___ Supplied material ___

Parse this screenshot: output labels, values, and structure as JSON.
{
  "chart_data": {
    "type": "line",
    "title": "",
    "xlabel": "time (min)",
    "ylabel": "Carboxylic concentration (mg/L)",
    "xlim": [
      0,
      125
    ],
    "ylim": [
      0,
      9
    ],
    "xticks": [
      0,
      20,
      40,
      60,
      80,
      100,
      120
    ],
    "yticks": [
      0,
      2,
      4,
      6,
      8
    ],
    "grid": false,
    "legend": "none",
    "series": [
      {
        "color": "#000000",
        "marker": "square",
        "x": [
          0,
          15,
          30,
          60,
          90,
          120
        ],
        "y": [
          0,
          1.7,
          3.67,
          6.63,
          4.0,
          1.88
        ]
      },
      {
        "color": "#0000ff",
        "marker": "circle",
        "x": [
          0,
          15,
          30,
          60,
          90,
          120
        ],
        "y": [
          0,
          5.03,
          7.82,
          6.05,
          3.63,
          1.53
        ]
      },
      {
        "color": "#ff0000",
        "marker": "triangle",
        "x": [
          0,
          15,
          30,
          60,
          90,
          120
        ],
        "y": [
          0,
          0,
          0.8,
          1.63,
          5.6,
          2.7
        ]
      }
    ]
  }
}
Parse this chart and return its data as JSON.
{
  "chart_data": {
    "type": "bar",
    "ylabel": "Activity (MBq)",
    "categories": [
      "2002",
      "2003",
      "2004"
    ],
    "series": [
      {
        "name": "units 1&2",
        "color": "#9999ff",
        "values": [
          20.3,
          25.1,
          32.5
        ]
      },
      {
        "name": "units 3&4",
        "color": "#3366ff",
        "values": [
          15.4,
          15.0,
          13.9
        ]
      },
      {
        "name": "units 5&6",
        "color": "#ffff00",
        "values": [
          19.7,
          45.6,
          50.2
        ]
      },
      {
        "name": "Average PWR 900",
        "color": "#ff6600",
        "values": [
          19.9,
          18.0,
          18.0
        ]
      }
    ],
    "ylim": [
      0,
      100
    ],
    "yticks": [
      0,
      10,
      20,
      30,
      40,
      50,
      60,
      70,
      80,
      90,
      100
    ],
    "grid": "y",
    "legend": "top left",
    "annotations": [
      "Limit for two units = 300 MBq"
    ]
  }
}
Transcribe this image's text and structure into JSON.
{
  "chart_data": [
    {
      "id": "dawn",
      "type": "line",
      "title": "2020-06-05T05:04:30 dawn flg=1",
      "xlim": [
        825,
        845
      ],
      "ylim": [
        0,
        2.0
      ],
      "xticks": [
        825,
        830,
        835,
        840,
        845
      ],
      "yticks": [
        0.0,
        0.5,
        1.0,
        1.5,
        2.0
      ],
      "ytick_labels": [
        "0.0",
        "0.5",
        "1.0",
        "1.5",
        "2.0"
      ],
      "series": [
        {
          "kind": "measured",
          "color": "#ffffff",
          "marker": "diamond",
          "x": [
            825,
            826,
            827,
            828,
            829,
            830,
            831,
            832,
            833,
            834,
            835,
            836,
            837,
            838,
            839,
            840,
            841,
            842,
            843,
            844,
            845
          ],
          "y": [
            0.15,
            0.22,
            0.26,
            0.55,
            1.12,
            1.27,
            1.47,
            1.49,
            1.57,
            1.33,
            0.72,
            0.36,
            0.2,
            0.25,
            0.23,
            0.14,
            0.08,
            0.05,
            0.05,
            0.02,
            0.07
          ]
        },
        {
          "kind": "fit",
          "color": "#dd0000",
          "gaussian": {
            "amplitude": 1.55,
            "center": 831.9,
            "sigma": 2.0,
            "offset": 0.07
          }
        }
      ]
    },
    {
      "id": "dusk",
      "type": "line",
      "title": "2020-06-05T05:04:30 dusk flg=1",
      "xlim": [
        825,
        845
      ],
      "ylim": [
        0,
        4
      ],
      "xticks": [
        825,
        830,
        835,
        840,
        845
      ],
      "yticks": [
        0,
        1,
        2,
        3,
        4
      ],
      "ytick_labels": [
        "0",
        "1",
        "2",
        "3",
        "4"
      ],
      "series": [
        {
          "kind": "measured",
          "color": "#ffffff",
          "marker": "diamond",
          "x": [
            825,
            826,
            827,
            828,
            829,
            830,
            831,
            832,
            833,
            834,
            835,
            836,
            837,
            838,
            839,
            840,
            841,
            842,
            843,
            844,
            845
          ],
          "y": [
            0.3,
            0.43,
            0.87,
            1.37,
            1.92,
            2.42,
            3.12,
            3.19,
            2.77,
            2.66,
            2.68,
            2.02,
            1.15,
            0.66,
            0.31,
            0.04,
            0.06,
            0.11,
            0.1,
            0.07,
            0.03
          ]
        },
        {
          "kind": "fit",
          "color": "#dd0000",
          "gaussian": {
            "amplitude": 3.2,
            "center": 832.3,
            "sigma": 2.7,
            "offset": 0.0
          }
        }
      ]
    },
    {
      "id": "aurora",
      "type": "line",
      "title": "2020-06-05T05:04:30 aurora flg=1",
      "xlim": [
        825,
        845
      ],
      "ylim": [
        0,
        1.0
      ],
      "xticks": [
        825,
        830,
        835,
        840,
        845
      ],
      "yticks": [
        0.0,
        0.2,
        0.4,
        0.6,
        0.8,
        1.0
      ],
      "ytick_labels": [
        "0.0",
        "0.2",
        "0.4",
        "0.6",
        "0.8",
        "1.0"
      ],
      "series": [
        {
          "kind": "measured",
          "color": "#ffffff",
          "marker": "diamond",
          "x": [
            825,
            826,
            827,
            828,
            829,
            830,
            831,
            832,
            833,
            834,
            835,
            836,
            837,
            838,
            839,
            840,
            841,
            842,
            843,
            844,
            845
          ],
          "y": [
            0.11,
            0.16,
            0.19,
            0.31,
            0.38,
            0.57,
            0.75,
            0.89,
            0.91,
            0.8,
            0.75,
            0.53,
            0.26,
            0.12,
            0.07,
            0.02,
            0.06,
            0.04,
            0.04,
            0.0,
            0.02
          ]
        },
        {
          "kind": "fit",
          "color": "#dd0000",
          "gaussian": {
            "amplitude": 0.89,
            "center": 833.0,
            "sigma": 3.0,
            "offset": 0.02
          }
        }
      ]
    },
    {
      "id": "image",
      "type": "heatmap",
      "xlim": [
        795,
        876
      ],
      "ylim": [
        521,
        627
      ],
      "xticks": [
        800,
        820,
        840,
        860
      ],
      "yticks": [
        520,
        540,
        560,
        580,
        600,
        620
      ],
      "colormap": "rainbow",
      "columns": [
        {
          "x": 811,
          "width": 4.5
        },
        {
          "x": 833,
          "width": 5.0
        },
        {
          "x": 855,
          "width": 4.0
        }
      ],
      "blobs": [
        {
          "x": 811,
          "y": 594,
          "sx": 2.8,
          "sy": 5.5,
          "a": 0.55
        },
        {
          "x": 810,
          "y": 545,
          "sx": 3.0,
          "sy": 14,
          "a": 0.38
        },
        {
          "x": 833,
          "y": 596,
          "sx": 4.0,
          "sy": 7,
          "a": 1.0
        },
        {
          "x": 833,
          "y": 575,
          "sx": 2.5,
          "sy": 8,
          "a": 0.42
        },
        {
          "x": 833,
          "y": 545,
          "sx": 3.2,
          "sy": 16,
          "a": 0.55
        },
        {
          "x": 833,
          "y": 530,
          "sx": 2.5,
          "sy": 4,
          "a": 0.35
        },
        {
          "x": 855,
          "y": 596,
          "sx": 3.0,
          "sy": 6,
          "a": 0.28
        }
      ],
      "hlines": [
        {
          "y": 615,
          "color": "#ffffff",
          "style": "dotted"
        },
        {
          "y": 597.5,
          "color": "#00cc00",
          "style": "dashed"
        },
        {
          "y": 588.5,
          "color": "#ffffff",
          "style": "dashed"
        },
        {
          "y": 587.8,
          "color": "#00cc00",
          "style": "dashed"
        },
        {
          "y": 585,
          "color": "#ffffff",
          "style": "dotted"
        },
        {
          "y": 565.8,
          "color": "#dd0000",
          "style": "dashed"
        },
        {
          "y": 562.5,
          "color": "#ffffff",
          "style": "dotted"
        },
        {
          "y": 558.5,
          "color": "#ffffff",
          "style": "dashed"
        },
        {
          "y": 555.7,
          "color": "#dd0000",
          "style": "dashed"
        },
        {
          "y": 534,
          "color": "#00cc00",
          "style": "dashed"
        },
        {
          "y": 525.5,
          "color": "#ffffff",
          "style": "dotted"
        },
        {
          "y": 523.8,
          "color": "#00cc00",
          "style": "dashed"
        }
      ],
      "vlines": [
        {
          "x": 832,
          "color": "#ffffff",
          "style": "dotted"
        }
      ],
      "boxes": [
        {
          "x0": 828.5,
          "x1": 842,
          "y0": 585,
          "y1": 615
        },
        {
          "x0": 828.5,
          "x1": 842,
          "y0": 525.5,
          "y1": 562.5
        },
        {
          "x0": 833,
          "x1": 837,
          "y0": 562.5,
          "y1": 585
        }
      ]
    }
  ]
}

___

= Aim of the task =
Report only the number of lines that hold the word "this".

= The result =
3